▶ _Goal_
Retype all of the entries word for word.

########################################

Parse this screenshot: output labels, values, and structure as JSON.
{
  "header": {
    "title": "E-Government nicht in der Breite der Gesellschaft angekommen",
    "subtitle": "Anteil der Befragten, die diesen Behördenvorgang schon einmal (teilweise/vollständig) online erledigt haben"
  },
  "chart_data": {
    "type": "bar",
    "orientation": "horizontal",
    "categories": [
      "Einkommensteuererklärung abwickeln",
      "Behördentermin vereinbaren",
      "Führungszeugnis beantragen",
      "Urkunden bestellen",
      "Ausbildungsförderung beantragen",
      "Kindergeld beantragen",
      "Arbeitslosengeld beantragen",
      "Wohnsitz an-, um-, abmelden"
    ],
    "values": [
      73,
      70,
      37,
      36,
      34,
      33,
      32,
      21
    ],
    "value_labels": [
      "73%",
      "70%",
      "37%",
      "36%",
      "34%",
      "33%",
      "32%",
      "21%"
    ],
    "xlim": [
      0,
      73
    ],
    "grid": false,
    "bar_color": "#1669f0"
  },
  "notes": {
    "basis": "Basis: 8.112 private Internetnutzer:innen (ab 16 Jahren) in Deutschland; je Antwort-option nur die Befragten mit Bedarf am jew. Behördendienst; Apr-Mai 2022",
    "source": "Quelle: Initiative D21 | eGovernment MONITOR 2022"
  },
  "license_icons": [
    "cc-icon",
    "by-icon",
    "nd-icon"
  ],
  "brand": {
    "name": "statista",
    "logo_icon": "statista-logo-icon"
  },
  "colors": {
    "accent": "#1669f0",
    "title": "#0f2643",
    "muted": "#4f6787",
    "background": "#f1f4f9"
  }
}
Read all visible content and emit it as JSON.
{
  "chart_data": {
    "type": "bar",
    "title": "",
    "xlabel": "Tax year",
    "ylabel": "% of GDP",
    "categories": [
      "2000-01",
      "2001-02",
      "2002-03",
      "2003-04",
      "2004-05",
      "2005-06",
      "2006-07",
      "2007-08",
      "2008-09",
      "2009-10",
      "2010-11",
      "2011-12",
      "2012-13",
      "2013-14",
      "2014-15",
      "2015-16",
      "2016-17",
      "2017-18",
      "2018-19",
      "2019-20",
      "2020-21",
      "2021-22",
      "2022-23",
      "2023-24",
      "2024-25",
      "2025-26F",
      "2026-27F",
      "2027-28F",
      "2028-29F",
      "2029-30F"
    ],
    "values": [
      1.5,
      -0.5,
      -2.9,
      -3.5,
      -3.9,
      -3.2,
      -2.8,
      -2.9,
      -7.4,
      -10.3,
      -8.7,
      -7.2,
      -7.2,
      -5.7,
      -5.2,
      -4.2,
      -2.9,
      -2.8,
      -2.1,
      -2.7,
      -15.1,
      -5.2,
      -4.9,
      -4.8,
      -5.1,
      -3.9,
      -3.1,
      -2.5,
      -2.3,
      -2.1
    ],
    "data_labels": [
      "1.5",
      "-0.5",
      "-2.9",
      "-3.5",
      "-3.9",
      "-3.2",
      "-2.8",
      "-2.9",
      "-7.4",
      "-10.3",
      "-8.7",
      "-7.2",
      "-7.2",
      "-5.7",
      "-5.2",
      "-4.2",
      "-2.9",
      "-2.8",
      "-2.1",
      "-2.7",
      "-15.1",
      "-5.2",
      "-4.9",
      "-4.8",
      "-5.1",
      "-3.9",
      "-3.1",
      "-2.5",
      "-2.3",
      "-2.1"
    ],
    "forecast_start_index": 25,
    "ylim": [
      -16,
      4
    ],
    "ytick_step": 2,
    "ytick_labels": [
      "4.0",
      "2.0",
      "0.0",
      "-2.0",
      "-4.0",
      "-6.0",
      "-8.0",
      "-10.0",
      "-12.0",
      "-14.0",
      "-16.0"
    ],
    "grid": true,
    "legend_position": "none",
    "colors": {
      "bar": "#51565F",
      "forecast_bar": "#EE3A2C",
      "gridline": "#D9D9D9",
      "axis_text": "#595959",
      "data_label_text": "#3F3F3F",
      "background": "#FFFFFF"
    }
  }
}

########################################

▶ _Correct result_
Parse this screenshot: output labels, values, and structure as JSON.
{
  "header": {
    "title": "E-Government nicht in der Breite der Gesellschaft angekommen",
    "subtitle": "Anteil der Befragten, die diesen Behördenvorgang schon einmal (teilweise/vollständig) online erledigt haben"
  },
  "chart_data": {
    "type": "bar",
    "orientation": "horizontal",
    "categories": [
      "Einkommensteuererklärung abwickeln",
      "Behördentermin vereinbaren",
      "Führungszeugnis beantragen",
      "Urkunden bestellen",
      "Ausbildungsförderung beantragen",
      "Kindergeld beantragen",
      "Arbeitslosengeld beantragen",
      "Wohnsitz an-, um-, abmelden"
    ],
    "values": [
      73,
      70,
      37,
      36,
      34,
      33,
      32,
      21
    ],
    "value_labels": [
      "73%",
      "70%",
      "37%",
      "36%",
      "34%",
      "33%",
      "32%",
      "21%"
    ],
    "xlim": [
      0,
      73
    ],
    "grid": false,
    "bar_color": "#1669f0"
  },
  "notes": {
    "basis": "Basis: 8.112 private Internetnutzer:innen (ab 16 Jahren) in Deutschland; je Antwort-option nur die Befragten mit Bedarf am jew. Behördendienst; Apr-Mai 2022",
    "source": "Quelle: Initiative D21 | eGovernment MONITOR 2022"
  },
  "license_icons": [
    "cc-icon",
    "by-icon",
    "nd-icon"
  ],
  "brand": {
    "name": "statista",
    "logo_icon": "statista-logo-icon"
  },
  "colors": {
    "accent": "#1669f0",
    "title": "#0f2643",
    "muted": "#4f6787",
    "background": "#f1f4f9"
  }
}
Read all visible content and emit it as JSON.
{
  "chart_data": {
    "type": "bar",
    "title": "",
    "xlabel": "Tax year",
    "ylabel": "% of GDP",
    "categories": [
      "2000-01",
      "2001-02",
      "2002-03",
      "2003-04",
      "2004-05",
      "2005-06",
      "2006-07",
      "2007-08",
      "2008-09",
      "2009-10",
      "2010-11",
      "2011-12",
      "2012-13",
      "2013-14",
      "2014-15",
      "2015-16",
      "2016-17",
      "2017-18",
      "2018-19",
      "2019-20",
      "2020-21",
      "2021-22",
      "2022-23",
      "2023-24",
      "2024-25",
      "2025-26F",
      "2026-27F",
      "2027-28F",
      "2028-29F",
      "2029-30F"
    ],
    "values": [
      1.5,
      -0.5,
      -2.9,
      -3.5,
      -3.9,
      -3.2,
      -2.8,
      -2.9,
      -7.4,
      -10.3,
      -8.7,
      -7.2,
      -7.2,
      -5.7,
      -5.2,
      -4.2,
      -2.9,
      -2.8,
      -2.1,
      -2.7,
      -15.1,
      -5.2,
      -4.9,
      -4.8,
      -5.1,
      -3.9,
      -3.1,
      -2.5,
      -2.3,
      -2.1
    ],
    "data_labels": [
      "1.5",
      "-0.5",
      "-2.9",
      "-3.5",
      "-3.9",
      "-3.2",
      "-2.8",
      "-2.9",
      "-7.4",
      "-10.3",
      "-8.7",
      "-7.2",
      "-7.2",
      "-5.7",
      "-5.2",
      "-4.2",
      "-2.9",
      "-2.8",
      "-2.1",
      "-2.7",
      "-15.1",
      "-5.2",
      "-4.9",
      "-4.8",
      "-5.1",
      "-3.9",
      "-3.1",
      "-2.5",
      "-2.3",
      "-2.1"
    ],
    "forecast_start_index": 25,
    "ylim": [
      -16,
      4
    ],
    "ytick_step": 2,
    "ytick_labels": [
      "4.0",
      "2.0",
      "0.0",
      "-2.0",
      "-4.0",
      "-6.0",
      "-8.0",
      "-10.0",
      "-12.0",
      "-14.0",
      "-16.0"
    ],
    "grid": true,
    "legend_position": "none",
    "colors": {
      "bar": "#51565F",
      "forecast_bar": "#EE3A2C",
      "gridline": "#D9D9D9",
      "axis_text": "#595959",
      "data_label_text": "#3F3F3F",
      "background": "#FFFFFF"
    }
  }
}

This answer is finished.